• **WORK TO BE COMPLETED**
In the entries that follow, how many lines contain the word "color"? Answer with the number only.

• **MATERIAL SHOWN**
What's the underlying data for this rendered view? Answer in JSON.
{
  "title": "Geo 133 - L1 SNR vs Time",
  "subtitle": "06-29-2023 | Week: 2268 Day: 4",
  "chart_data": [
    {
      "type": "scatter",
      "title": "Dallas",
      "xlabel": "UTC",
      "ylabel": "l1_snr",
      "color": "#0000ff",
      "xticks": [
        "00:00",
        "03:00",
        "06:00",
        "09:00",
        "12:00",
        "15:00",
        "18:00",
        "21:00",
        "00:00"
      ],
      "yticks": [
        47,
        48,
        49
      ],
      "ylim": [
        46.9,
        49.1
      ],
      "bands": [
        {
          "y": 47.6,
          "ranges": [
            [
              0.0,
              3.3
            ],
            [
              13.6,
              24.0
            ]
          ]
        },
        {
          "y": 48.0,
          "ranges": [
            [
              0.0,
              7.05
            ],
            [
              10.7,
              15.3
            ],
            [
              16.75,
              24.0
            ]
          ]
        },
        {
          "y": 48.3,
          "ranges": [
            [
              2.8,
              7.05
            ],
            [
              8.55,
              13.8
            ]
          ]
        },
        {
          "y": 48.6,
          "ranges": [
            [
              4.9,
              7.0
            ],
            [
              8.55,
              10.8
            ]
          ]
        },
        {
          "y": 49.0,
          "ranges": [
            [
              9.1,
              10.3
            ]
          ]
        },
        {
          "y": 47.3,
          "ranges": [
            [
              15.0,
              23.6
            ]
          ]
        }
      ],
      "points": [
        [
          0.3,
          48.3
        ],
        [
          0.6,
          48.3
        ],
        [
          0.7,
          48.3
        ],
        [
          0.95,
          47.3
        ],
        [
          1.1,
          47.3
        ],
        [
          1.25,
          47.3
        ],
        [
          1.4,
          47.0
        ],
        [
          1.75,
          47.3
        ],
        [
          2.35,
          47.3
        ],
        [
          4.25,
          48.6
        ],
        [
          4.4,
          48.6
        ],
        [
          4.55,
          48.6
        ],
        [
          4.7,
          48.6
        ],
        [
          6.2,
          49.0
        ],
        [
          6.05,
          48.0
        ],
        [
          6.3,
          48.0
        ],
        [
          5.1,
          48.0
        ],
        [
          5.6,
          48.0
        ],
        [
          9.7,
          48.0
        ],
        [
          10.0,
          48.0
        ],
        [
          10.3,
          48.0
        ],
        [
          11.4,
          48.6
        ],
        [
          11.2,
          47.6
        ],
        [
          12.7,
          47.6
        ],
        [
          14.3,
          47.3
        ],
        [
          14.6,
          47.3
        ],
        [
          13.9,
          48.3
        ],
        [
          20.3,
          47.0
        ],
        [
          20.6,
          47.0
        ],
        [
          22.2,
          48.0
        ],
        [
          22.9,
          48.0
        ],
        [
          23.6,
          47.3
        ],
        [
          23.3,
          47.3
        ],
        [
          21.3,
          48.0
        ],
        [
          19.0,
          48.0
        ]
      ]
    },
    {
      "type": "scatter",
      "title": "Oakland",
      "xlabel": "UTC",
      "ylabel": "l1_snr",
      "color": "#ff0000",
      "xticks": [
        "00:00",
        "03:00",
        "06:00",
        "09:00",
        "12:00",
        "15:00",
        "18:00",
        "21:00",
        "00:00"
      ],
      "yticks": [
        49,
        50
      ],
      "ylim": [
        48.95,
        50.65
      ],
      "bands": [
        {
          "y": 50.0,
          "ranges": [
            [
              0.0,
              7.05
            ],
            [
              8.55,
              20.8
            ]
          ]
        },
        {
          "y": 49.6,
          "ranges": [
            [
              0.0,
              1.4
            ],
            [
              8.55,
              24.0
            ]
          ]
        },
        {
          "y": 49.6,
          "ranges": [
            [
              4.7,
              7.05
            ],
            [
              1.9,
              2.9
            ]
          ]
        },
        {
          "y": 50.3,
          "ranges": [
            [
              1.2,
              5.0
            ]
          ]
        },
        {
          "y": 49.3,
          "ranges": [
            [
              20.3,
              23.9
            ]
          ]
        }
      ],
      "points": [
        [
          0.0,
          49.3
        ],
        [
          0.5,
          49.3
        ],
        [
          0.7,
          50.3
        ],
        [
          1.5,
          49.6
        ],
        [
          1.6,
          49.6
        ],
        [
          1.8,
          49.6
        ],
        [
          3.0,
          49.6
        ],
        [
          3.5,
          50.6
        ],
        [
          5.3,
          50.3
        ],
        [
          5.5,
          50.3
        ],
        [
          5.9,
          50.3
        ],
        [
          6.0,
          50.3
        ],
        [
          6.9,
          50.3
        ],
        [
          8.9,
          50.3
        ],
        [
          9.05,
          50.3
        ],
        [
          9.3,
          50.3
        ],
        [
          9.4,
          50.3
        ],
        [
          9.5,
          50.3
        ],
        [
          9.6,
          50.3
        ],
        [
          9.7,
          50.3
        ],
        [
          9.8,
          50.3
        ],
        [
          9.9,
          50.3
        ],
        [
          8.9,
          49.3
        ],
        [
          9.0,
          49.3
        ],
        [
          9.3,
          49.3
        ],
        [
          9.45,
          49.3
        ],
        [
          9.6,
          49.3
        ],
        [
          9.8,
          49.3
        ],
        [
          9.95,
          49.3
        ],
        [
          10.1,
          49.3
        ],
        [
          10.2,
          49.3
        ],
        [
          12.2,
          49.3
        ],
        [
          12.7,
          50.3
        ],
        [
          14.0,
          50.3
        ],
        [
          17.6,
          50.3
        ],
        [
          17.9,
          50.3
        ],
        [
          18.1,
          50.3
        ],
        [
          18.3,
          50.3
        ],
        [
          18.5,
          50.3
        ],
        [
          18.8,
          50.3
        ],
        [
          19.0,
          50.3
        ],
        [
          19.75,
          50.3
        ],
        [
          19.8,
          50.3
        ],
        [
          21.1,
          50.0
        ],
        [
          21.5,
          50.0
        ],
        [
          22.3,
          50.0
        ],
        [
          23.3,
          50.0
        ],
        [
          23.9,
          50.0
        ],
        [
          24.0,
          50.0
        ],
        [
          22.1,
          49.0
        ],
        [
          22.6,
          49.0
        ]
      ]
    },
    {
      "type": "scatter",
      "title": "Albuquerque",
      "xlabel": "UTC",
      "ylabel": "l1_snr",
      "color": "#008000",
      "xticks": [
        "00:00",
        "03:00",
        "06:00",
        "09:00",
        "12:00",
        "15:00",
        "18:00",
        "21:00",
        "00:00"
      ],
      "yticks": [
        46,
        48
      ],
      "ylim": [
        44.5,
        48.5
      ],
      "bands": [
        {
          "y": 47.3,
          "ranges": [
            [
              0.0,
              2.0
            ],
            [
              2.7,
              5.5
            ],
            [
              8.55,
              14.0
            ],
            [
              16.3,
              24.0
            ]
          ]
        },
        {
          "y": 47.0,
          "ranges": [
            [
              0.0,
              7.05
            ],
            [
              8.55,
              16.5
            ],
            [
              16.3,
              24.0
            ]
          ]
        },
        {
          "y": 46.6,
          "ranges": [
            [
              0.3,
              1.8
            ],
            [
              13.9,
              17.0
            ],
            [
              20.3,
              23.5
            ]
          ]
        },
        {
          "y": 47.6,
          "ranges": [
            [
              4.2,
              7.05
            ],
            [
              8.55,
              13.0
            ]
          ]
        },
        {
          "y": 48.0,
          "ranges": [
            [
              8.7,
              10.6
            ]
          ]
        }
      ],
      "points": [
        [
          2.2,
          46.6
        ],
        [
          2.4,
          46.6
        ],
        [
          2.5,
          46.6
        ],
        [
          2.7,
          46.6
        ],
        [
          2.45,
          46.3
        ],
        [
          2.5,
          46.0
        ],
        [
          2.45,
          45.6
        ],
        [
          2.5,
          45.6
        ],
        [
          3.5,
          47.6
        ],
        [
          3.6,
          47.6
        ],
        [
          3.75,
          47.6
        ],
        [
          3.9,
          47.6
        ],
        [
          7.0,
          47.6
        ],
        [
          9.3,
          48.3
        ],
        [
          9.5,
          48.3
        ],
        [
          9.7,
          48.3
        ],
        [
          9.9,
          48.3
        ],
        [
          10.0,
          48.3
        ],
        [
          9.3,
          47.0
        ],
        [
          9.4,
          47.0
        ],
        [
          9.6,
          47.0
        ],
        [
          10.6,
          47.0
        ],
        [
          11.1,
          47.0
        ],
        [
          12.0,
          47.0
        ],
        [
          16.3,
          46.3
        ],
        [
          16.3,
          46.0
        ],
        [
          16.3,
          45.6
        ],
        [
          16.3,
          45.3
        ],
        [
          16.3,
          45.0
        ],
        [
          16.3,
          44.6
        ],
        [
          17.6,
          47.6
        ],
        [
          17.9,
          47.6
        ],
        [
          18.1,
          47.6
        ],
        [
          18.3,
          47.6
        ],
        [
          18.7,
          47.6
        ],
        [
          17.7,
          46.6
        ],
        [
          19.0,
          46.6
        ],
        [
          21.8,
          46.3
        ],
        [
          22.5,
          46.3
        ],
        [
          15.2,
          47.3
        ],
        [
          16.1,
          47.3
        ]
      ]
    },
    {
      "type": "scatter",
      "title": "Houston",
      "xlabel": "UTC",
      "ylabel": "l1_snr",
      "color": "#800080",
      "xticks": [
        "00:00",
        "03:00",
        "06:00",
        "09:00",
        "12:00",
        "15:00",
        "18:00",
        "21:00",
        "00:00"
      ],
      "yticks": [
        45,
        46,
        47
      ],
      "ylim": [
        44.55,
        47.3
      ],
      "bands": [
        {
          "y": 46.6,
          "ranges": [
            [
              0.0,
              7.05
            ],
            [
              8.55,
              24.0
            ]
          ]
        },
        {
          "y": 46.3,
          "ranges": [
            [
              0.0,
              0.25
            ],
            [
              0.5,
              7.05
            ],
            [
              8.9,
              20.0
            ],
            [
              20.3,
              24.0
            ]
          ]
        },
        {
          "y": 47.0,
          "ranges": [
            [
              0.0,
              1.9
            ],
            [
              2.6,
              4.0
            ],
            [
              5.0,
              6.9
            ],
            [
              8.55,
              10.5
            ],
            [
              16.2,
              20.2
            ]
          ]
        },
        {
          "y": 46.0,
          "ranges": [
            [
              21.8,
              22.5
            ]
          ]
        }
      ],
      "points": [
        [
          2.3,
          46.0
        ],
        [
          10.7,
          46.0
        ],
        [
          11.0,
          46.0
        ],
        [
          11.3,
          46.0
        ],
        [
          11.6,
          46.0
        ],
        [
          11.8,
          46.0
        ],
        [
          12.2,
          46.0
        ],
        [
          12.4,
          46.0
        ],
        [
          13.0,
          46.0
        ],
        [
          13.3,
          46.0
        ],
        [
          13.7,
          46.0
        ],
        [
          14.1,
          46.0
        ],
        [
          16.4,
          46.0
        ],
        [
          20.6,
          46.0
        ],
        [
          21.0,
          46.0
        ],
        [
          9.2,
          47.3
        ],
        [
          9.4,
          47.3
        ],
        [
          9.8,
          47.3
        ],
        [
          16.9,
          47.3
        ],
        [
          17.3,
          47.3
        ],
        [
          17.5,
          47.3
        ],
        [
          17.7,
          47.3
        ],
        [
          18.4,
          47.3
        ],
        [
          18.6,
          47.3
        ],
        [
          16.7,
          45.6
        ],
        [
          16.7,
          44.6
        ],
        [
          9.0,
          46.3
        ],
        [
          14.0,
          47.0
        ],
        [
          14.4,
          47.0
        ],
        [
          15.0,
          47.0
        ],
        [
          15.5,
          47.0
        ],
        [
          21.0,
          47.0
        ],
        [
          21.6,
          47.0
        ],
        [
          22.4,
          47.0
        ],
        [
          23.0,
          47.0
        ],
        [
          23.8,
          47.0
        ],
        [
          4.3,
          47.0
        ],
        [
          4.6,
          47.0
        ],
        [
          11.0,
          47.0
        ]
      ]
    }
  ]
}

• **RESULT OF THIS EXERCISE**
4